正文
25、查询各科成绩前三名的记录:(不考虑成绩并列情况)
SELECT t1.S# as 学生ID, t1.C# as 课程ID,Score as 分数
FROM SC t1
WHERE score IN (SELECT TOP 3 score
FROM SC
WHERE t1.C#= C# ORDER BY score DESC
)
ORDER BY t1.C#;
解析:1.SELECT TOP 3 score as score3 FROM SC ORDER BY score DESC
2 .SELECT t1.S# as 学生ID, t1.C# as 课程ID,Score as 分数 FROM SC t1 WHERE score in score3 ORDER BY t1.C#;
26、查询每门课程被选修的学生数
select c#,count(S#) from sc group by C#;
不解析!
27、查询出只选修了一门课程的全部学生的学号和姓名
select SC.S#,Student.Sname,count(C#) AS 选课数
from SC ,Student
where SC.S#=Student.S# group by SC.S# ,Student.Sname having count(C#)=1;
不解析!
28、查询男生、女生人数
Select count(Ssex) as 男生人数 from Student group by Ssex having Ssex='男';
Select count(Ssex) as 女生人数 from Student group by Ssex having Ssex='女';
不解析!
29、查询姓“张”的学生名单
SELECT Sname FROM Student WHERE Sname like '张%';
不解析!
30、查询同名同性学生名单,并统计同名人数
select Sname,count(*) from Student group by Sname having count(*)>1;;
不解析!
31、1981年出生的学生名单(注:Student表中Sage列的类型是datetime)
select Sname, CONVERT(char (11),DATEPART(year,Sage)) as age
from student
where CONVERT(char(11),DATEPART(year,Sage))='1981';
解析:CONVERT(char (11),DATEPART(year,Sage)),
DATEPART() 函数用于返回日期/时间的单独部分,比如年、月、日、小时、分钟等等
32、查询每门课程的平均成绩,结果按平均成绩升序排列,平均成绩相同时,按课程号降序排列
Select C#,Avg(score) from SC group by C# order by Avg(score),C# DESC ;
不解析!

数据摘录
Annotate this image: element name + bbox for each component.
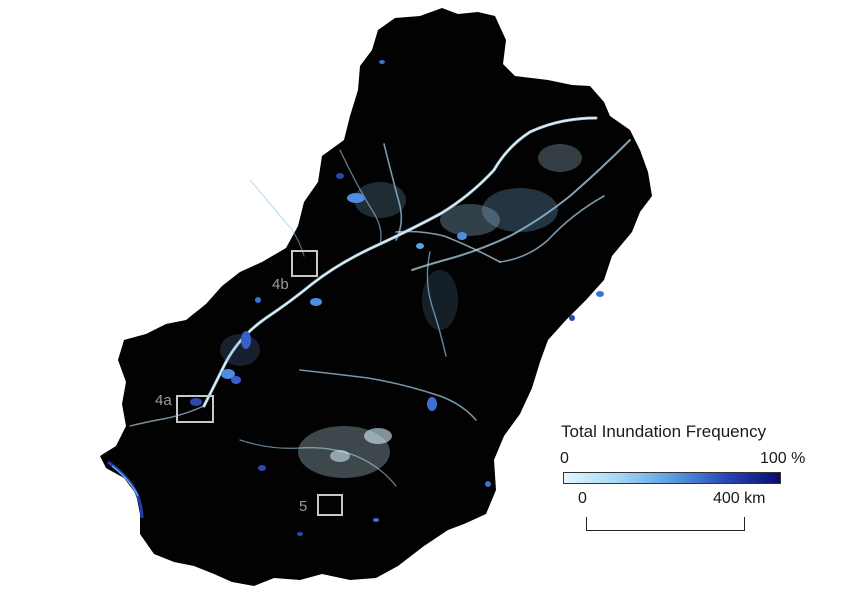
legend-max-label: 100 %	[760, 450, 806, 467]
basin-outline	[100, 8, 652, 586]
lake-spots	[190, 60, 604, 536]
river-network	[129, 116, 631, 487]
legend-min-label: 0	[560, 450, 569, 467]
legend-color-ramp	[563, 472, 781, 484]
scale-bar	[586, 517, 745, 531]
floodplain-patches	[220, 144, 582, 478]
inset-box-4a	[176, 395, 214, 423]
legend-title: Total Inundation Frequency	[561, 422, 767, 441]
inset-box-5	[317, 494, 343, 516]
scale-zero-label: 0	[578, 490, 587, 507]
inset-label-4b: 4b	[272, 276, 289, 293]
inset-box-4b	[291, 250, 318, 277]
coastal-estuary-light	[111, 465, 139, 497]
inset-label-5: 5	[299, 498, 307, 515]
inset-label-4a: 4a	[155, 392, 172, 409]
scale-distance-label: 400 km	[713, 490, 766, 507]
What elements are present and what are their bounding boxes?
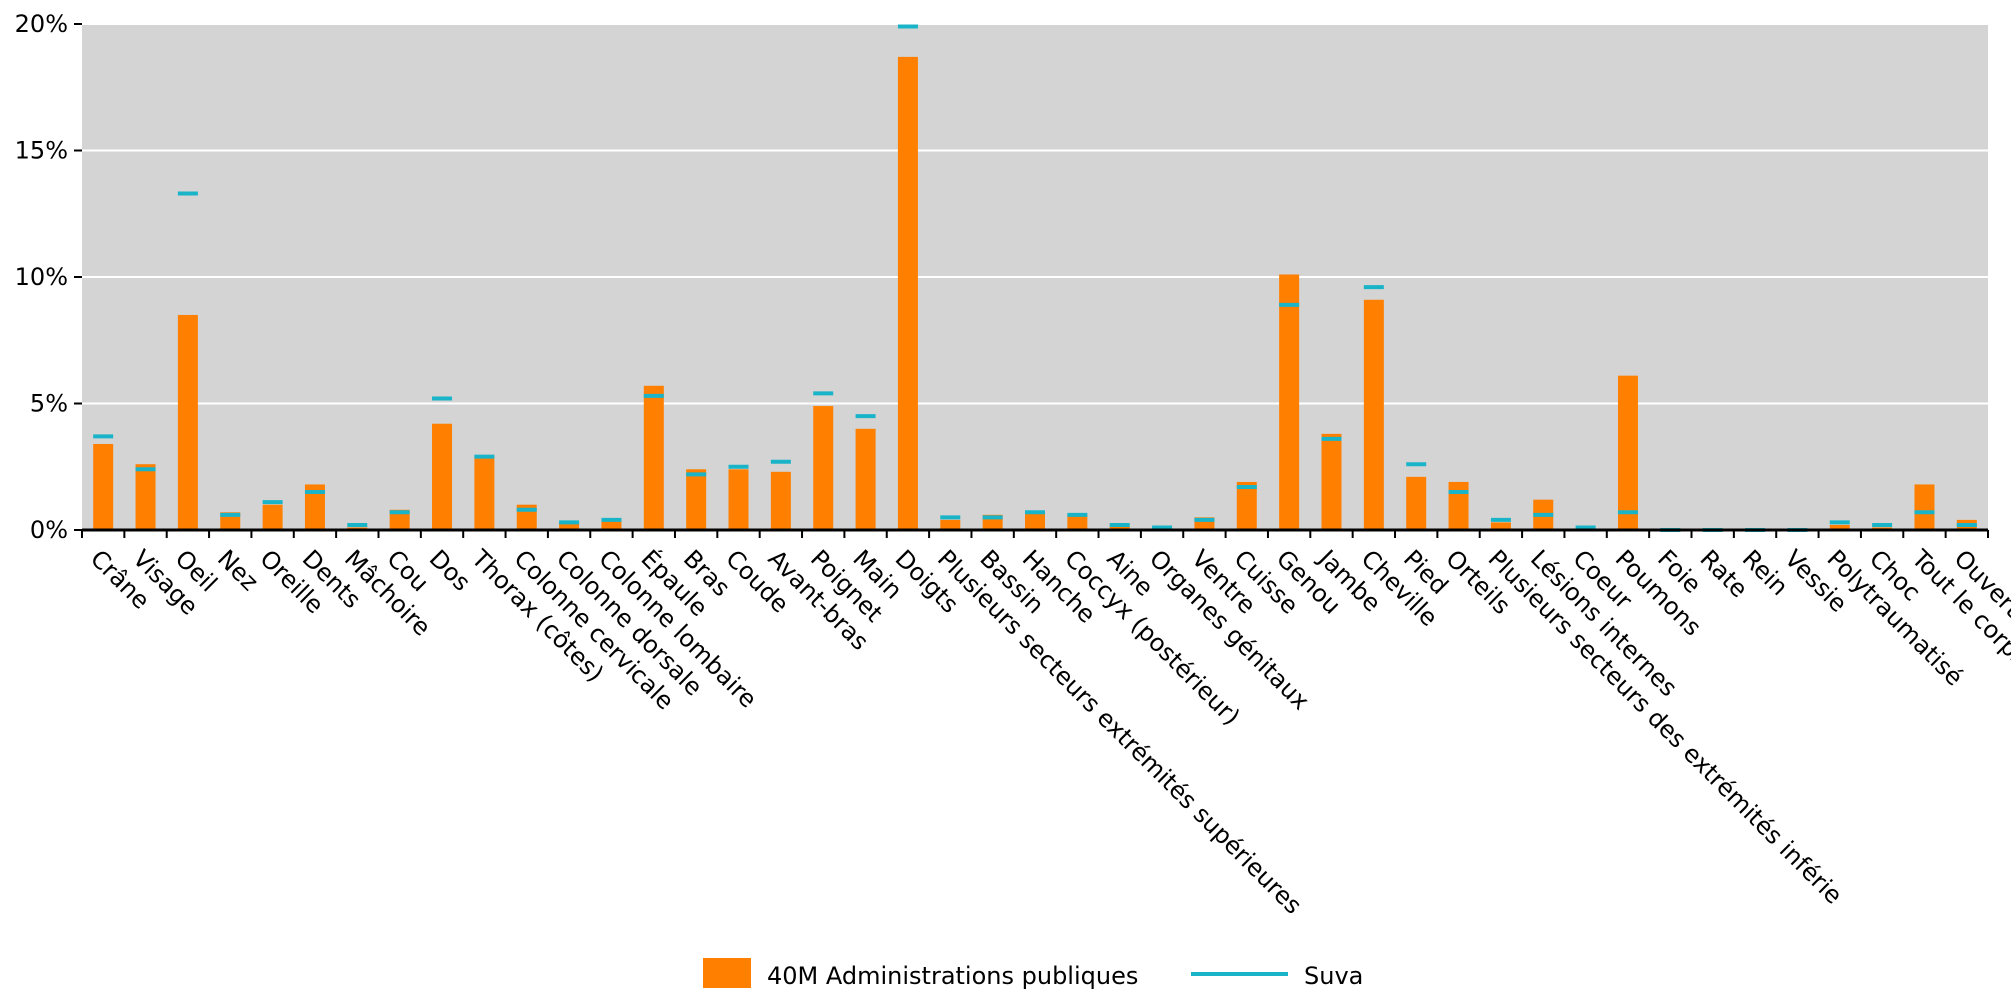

待完成
从这篇SQL查询练习的最后一句之后续写下去。

练习答案
33、查询平均成绩大于85的所有学生的学号、姓名和平均成绩
select Sname,SC.S# ,avg(score)
from Student,SC
where Student.S#=SC.S# group by SC.S#,Sname having avg(score)>85;
不解析!
34、查询课程名称为“数据库”,且分数低于60的学生姓名和分数
Select Sname,isnull(score,0)
from Student,SC,Course
where SC.S#=Student.S# and SC.C#=Course.C#and Course.Cname='数据库'and score <60;
解析:isnull(score,0) 使用指定的替换值替换 NULL,即是说当返回的值为空时使用0代替输出,当不为空时,则返回score的值。(懂了吧!!!)
35、查询所有学生的选课情况;
SELECT SC.S#,SC.C#,Sname,Cname
FROM SC,Student,Course
where SC.S#=Student.S# and SC.C#=Course.C# ;
不解析!
36、查询任何一门课程成绩在70分以上的姓名、课程名称和分数;
SELECT distinct student.S#,student.Sname,SC.C#,SC.score
FROM student,Sc
WHERE SC.score>=70 AND SC.S#=student.S#;
解析:当某一同学有一门课程成绩大于70,则distinct可无,但当某一同学有多门课程成绩大于70,返回的结果将是有多少个上70分就多少条记录,并不理是否同一个人,这是就要是用distinct函数。
37、查询不及格的课程,并按课程号从大到小排列
select c# from sc where scor e <60 order by C# ;
不解析!
38、查询课程编号为003且课程成绩在80分以上的学生的学号和姓名;
select SC.S#,Student.Sname from SC,Student where SC.S#=Student.S# and Score>80 and C#='003';
不解析!
39、求选了课程的学生人数
select count(*) from sc;
不解析!
40、查询选修“叶平”老师所授课程的学生中,成绩最高的学生姓名及其成绩
select Student.Sname,score from Student,SC,Course ,Teacher
where Student.S#=SC.S# and SC.C#=Course.C#
and Course.T#=Teacher.T# and Teacher.Tname='叶平'
and SC.score=(select max(score)from SC where C#=Course.C# );
解析:and SC.score=(select max(score)from SC where C#=Course.C# ) 课程分数最高的。
41、查询各个课程及相应的选修人数
select count(*) from sc group by C#;
不解析!
42、查询不同课程成绩相同的学生的学号、课程号、学生成绩
select distinct A.S#,B.score ,from SC A ,SC B where A.Score=B.Score and A.C# <>B.C# ;
这里的课程号从哪里得?
43、查询每门功成绩最好的前两名
SELECT t1.S# as 学生ID,t1.C# as 课程ID,Score as 分数
FROM SC t1
WHERE score IN (SELECT TOP 2 score
FROM SC
WHERE t1.C#= C#
ORDER BY score DESC
)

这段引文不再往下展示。